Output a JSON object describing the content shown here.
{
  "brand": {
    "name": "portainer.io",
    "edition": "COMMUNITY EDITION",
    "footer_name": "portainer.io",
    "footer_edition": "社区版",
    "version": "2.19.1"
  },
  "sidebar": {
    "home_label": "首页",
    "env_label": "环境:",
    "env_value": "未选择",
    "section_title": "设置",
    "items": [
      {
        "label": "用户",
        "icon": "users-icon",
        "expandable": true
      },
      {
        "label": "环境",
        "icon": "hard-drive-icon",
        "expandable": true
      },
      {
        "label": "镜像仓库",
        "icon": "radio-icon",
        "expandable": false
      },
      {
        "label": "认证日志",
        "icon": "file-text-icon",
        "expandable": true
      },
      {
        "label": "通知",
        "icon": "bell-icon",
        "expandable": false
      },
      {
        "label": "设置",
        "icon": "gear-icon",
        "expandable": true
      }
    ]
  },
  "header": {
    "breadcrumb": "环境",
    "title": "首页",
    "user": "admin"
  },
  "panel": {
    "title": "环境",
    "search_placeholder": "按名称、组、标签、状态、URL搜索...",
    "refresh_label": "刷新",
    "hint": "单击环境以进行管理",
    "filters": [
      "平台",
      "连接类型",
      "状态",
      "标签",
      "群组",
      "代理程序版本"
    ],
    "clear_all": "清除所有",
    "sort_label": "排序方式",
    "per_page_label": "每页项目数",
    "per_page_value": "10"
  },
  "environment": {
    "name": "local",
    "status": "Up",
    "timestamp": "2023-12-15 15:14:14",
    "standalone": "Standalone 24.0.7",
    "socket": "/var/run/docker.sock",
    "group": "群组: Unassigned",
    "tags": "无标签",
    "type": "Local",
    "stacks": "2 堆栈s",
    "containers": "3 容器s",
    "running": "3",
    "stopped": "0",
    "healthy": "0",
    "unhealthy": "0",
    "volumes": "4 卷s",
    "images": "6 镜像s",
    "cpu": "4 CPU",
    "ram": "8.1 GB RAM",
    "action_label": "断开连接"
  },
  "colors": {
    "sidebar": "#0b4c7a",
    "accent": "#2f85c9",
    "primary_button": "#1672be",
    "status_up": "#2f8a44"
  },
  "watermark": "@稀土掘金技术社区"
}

____

Given request:
Take the lines above and retype all of them exactly.

Solution to the exercise:
Output a JSON object describing the content shown here.
{
  "brand": {
    "name": "portainer.io",
    "edition": "COMMUNITY EDITION",
    "footer_name": "portainer.io",
    "footer_edition": "社区版",
    "version": "2.19.1"
  },
  "sidebar": {
    "home_label": "首页",
    "env_label": "环境:",
    "env_value": "未选择",
    "section_title": "设置",
    "items": [
      {
        "label": "用户",
        "icon": "users-icon",
        "expandable": true
      },
      {
        "label": "环境",
        "icon": "hard-drive-icon",
        "expandable": true
      },
      {
        "label": "镜像仓库",
        "icon": "radio-icon",
        "expandable": false
      },
      {
        "label": "认证日志",
        "icon": "file-text-icon",
        "expandable": true
      },
      {
        "label": "通知",
        "icon": "bell-icon",
        "expandable": false
      },
      {
        "label": "设置",
        "icon": "gear-icon",
        "expandable": true
      }
    ]
  },
  "header": {
    "breadcrumb": "环境",
    "title": "首页",
    "user": "admin"
  },
  "panel": {
    "title": "环境",
    "search_placeholder": "按名称、组、标签、状态、URL搜索...",
    "refresh_label": "刷新",
    "hint": "单击环境以进行管理",
    "filters": [
      "平台",
      "连接类型",
      "状态",
      "标签",
      "群组",
      "代理程序版本"
    ],
    "clear_all": "清除所有",
    "sort_label": "排序方式",
    "per_page_label": "每页项目数",
    "per_page_value": "10"
  },
  "environment": {
    "name": "local",
    "status": "Up",
    "timestamp": "2023-12-15 15:14:14",
    "standalone": "Standalone 24.0.7",
    "socket": "/var/run/docker.sock",
    "group": "群组: Unassigned",
    "tags": "无标签",
    "type": "Local",
    "stacks": "2 堆栈s",
    "containers": "3 容器s",
    "running": "3",
    "stopped": "0",
    "healthy": "0",
    "unhealthy": "0",
    "volumes": "4 卷s",
    "images": "6 镜像s",
    "cpu": "4 CPU",
    "ram": "8.1 GB RAM",
    "action_label": "断开连接"
  },
  "colors": {
    "sidebar": "#0b4c7a",
    "accent": "#2f85c9",
    "primary_button": "#1672be",
    "status_up": "#2f8a44"
  },
  "watermark": "@稀土掘金技术社区"
}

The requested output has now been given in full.